▶ [Directive]:
Provide only the number of lines in the data below that contain the string "doit".
##### Data supplied
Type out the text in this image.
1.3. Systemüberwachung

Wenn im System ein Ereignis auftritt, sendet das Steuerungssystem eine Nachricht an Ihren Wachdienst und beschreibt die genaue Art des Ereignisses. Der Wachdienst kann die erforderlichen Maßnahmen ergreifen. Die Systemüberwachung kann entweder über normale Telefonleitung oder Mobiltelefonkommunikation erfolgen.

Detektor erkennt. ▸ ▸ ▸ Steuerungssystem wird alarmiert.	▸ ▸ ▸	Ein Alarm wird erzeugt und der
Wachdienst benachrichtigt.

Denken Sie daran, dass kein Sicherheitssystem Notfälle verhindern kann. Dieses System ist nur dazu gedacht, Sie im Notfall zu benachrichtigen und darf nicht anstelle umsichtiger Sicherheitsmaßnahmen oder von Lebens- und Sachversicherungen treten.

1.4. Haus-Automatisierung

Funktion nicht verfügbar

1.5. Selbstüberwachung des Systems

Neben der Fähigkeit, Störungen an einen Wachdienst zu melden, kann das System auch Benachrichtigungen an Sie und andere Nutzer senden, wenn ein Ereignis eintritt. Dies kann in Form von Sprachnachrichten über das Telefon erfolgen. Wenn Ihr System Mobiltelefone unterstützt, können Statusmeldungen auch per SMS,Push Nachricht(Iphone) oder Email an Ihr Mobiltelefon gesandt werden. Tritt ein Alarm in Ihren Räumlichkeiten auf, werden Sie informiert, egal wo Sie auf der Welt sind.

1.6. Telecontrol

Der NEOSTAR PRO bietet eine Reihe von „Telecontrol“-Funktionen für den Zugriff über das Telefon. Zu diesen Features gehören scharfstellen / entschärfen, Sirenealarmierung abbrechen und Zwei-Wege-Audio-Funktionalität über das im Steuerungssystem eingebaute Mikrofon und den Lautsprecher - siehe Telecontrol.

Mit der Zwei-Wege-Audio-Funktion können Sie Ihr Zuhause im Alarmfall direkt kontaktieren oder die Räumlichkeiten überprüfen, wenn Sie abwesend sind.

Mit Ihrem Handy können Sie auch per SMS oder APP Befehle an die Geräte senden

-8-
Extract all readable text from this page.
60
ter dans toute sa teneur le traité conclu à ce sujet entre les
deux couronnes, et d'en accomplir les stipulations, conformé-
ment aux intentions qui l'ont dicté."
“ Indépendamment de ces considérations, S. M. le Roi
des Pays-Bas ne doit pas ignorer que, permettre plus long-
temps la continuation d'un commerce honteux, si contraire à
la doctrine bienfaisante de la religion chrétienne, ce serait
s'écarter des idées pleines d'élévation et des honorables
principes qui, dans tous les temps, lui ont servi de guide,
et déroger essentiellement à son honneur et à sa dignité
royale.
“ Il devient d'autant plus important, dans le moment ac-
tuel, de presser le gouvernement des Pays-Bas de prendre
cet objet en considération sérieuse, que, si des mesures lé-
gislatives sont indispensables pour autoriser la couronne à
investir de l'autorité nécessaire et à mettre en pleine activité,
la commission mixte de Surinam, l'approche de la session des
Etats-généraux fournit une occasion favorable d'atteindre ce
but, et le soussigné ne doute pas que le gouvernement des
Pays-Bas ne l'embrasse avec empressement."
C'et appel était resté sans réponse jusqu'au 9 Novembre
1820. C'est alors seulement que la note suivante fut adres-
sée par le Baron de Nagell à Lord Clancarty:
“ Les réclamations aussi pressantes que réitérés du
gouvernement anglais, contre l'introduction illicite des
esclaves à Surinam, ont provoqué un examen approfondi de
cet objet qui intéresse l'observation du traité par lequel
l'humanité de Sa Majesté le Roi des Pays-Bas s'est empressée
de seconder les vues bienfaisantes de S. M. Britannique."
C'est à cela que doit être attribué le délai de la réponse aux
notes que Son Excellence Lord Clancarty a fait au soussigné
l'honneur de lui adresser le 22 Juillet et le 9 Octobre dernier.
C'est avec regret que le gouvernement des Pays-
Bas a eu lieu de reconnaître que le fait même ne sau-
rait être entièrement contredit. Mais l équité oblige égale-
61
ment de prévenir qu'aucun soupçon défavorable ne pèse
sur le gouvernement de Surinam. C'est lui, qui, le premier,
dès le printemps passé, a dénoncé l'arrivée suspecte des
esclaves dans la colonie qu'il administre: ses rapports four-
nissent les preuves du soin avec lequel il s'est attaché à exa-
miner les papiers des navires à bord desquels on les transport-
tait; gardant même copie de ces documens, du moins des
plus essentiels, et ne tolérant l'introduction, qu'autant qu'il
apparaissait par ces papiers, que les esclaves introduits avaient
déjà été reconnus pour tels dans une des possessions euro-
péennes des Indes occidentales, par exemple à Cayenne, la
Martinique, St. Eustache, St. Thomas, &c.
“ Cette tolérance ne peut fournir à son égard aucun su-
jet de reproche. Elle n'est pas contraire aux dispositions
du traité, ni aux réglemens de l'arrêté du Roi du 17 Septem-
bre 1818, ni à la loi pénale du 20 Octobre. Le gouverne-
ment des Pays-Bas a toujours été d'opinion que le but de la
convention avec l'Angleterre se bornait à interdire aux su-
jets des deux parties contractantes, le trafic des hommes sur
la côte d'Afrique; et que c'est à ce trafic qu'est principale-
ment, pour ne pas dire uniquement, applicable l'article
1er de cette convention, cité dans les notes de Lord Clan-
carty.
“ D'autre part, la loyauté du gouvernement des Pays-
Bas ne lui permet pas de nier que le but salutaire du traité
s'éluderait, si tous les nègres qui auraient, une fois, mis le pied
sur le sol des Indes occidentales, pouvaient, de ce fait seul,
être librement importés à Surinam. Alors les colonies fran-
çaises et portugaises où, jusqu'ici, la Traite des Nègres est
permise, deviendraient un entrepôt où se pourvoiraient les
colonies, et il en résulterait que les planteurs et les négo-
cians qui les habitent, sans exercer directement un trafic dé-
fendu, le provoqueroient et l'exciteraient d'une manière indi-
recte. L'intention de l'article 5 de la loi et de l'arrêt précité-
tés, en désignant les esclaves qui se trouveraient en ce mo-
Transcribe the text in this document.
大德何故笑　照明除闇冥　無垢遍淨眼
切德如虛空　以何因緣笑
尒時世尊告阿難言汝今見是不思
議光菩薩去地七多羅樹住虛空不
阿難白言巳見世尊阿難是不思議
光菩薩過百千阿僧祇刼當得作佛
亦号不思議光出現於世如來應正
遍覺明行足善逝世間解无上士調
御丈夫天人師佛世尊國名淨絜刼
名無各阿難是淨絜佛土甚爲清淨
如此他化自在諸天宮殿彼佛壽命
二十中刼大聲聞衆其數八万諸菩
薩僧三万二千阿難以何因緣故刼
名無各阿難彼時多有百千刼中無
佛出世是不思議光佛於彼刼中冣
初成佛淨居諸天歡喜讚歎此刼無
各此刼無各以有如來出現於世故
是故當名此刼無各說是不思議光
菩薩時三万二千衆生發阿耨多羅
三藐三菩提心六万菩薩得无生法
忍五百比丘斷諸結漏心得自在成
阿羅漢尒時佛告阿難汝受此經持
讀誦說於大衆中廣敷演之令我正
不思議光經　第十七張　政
##########
▶ [Exercise answer]:
2